Gather all lines from the material that contain the word "color".

+++ Listing

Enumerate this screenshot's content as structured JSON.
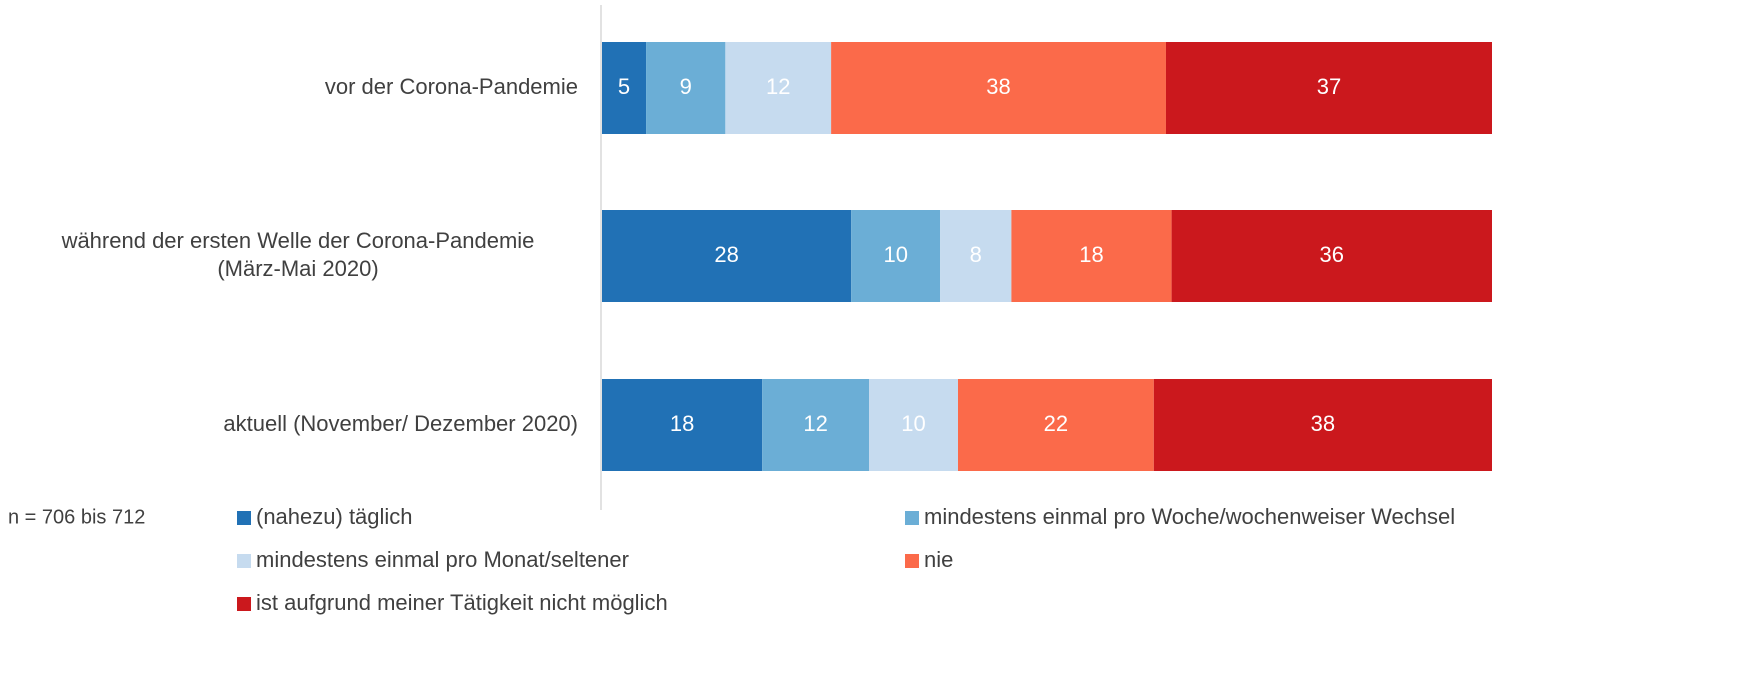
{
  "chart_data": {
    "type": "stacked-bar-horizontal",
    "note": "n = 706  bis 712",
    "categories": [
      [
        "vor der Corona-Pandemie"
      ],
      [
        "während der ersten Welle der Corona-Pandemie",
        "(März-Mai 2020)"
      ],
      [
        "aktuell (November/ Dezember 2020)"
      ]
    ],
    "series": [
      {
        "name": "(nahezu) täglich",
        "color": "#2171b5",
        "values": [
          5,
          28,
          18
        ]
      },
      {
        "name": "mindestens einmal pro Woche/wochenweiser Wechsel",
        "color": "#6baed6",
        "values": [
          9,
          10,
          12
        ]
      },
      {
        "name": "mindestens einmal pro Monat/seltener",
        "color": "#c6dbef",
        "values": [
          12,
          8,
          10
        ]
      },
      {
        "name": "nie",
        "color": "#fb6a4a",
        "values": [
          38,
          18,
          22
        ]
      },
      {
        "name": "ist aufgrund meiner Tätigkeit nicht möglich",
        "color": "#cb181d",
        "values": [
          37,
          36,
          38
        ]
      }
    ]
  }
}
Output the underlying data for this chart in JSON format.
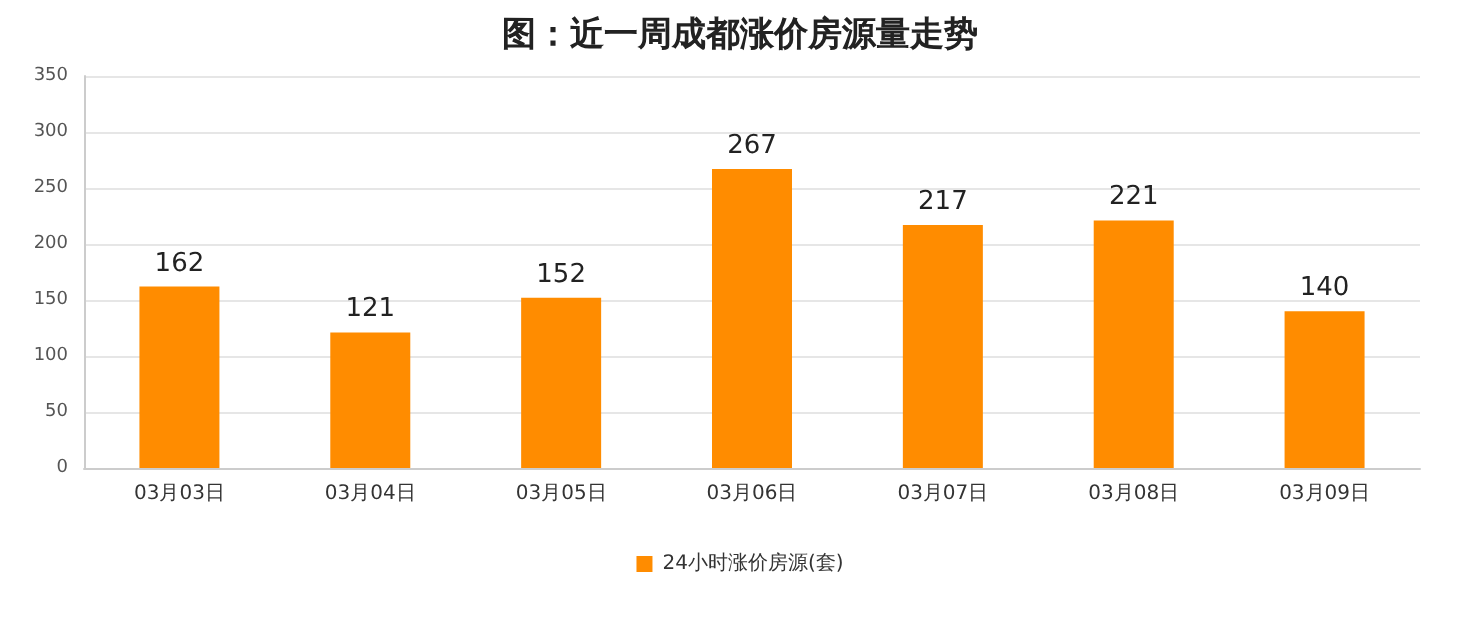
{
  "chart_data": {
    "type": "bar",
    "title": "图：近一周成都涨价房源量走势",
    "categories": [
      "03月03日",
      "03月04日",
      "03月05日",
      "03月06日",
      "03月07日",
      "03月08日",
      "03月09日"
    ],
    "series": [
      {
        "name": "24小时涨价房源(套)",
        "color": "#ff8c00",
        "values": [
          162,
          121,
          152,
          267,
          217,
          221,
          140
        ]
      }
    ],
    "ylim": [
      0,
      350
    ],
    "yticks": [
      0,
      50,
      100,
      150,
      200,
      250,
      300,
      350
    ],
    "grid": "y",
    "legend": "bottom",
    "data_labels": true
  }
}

++++++

## [Answer to the task]
        "color": "#2171b5",
        "color": "#6baed6",
        "color": "#c6dbef",
        "color": "#fb6a4a",
        "color": "#cb181d",
        "color": "#ff8c00",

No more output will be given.